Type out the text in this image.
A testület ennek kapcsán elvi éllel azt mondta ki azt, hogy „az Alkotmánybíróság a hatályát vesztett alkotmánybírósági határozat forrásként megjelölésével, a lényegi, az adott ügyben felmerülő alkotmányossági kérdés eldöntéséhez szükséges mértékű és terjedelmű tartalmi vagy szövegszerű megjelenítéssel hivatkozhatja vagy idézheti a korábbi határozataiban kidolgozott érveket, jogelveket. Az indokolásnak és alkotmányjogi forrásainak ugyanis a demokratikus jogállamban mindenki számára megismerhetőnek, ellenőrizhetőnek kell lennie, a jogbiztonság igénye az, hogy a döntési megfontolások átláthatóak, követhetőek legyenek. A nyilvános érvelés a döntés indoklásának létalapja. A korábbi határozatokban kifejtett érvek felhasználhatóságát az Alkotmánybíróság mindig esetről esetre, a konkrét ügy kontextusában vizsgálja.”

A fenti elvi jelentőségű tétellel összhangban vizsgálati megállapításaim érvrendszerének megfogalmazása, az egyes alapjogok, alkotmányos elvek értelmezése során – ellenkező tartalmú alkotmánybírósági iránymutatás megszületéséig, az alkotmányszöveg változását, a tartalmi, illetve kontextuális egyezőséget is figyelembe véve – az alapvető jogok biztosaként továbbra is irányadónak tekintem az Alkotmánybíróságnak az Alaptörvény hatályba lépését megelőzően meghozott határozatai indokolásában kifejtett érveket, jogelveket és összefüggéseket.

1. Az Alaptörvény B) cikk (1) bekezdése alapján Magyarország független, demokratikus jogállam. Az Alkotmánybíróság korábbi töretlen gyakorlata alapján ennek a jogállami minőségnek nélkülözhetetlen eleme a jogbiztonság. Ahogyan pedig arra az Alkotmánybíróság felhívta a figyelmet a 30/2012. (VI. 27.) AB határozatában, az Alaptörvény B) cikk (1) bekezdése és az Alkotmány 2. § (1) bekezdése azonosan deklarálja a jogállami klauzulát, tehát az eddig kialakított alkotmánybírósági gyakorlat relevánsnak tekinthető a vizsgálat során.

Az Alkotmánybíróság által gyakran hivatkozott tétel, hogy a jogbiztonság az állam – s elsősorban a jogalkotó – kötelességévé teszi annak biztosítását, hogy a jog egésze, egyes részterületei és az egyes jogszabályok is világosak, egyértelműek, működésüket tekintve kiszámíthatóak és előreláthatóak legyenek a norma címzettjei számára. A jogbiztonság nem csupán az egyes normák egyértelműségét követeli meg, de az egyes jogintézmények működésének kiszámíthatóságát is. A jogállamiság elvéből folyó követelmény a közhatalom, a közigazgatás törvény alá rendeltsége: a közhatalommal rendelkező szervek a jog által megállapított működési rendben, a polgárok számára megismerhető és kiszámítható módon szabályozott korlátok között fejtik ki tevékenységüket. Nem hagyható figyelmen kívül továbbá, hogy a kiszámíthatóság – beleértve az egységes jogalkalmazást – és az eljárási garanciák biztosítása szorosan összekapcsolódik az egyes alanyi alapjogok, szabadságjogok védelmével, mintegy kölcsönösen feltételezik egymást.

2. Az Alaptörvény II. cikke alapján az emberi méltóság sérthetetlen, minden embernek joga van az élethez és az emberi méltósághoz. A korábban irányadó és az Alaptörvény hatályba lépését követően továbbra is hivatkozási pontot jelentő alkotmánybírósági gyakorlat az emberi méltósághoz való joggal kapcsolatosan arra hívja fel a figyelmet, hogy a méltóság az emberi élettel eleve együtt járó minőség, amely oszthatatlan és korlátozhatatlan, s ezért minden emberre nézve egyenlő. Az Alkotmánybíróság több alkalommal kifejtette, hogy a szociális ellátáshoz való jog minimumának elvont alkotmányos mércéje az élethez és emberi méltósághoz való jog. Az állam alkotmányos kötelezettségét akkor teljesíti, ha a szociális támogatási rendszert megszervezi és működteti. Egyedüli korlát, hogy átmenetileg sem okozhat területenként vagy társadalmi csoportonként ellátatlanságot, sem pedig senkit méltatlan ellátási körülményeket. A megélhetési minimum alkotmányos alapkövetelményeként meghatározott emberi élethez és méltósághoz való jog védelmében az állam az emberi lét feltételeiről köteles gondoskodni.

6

---

Find the lines of the material that hold the word "jogelveket" and report their count alone.

__SOLUTION__
2